■ Work instructions
Write out all the material exactly. Leave nothing out.

# # # #

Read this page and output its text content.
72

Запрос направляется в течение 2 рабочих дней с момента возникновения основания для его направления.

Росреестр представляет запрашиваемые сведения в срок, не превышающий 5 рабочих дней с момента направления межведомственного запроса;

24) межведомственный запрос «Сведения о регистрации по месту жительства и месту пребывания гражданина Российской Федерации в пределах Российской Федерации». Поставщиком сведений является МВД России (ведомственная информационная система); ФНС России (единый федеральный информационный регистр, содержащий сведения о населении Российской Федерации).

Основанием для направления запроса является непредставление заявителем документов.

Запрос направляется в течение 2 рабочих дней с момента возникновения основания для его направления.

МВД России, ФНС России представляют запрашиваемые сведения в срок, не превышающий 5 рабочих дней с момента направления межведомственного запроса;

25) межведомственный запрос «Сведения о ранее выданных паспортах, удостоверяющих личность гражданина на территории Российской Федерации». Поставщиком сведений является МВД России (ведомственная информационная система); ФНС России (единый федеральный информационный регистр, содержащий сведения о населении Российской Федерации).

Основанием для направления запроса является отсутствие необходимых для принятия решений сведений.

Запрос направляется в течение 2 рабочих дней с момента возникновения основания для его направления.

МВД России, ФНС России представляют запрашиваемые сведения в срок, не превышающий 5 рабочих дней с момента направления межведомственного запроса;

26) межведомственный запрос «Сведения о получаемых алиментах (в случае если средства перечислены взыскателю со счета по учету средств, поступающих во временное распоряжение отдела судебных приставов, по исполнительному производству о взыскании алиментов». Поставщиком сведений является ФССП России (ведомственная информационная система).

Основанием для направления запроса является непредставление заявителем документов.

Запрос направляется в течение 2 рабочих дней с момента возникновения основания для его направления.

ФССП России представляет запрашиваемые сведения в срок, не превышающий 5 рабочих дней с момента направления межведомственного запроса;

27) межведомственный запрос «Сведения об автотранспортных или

# # # #

■ Result of this exercise
Read this page and output its text content.
72

Запрос направляется в течение 2 рабочих дней с момента возникновения основания для его направления.

Росреестр представляет запрашиваемые сведения в срок, не превышающий 5 рабочих дней с момента направления межведомственного запроса;

24) межведомственный запрос «Сведения о регистрации по месту жительства и месту пребывания гражданина Российской Федерации в пределах Российской Федерации». Поставщиком сведений является МВД России (ведомственная информационная система); ФНС России (единый федеральный информационный регистр, содержащий сведения о населении Российской Федерации).

Основанием для направления запроса является непредставление заявителем документов.

Запрос направляется в течение 2 рабочих дней с момента возникновения основания для его направления.

МВД России, ФНС России представляют запрашиваемые сведения в срок, не превышающий 5 рабочих дней с момента направления межведомственного запроса;

25) межведомственный запрос «Сведения о ранее выданных паспортах, удостоверяющих личность гражданина на территории Российской Федерации». Поставщиком сведений является МВД России (ведомственная информационная система); ФНС России (единый федеральный информационный регистр, содержащий сведения о населении Российской Федерации).

Основанием для направления запроса является отсутствие необходимых для принятия решений сведений.

Запрос направляется в течение 2 рабочих дней с момента возникновения основания для его направления.

МВД России, ФНС России представляют запрашиваемые сведения в срок, не превышающий 5 рабочих дней с момента направления межведомственного запроса;

26) межведомственный запрос «Сведения о получаемых алиментах (в случае если средства перечислены взыскателю со счета по учету средств, поступающих во временное распоряжение отдела судебных приставов, по исполнительному производству о взыскании алиментов». Поставщиком сведений является ФССП России (ведомственная информационная система).

Основанием для направления запроса является непредставление заявителем документов.

Запрос направляется в течение 2 рабочих дней с момента возникновения основания для его направления.

ФССП России представляет запрашиваемые сведения в срок, не превышающий 5 рабочих дней с момента направления межведомственного запроса;

27) межведомственный запрос «Сведения об автотранспортных или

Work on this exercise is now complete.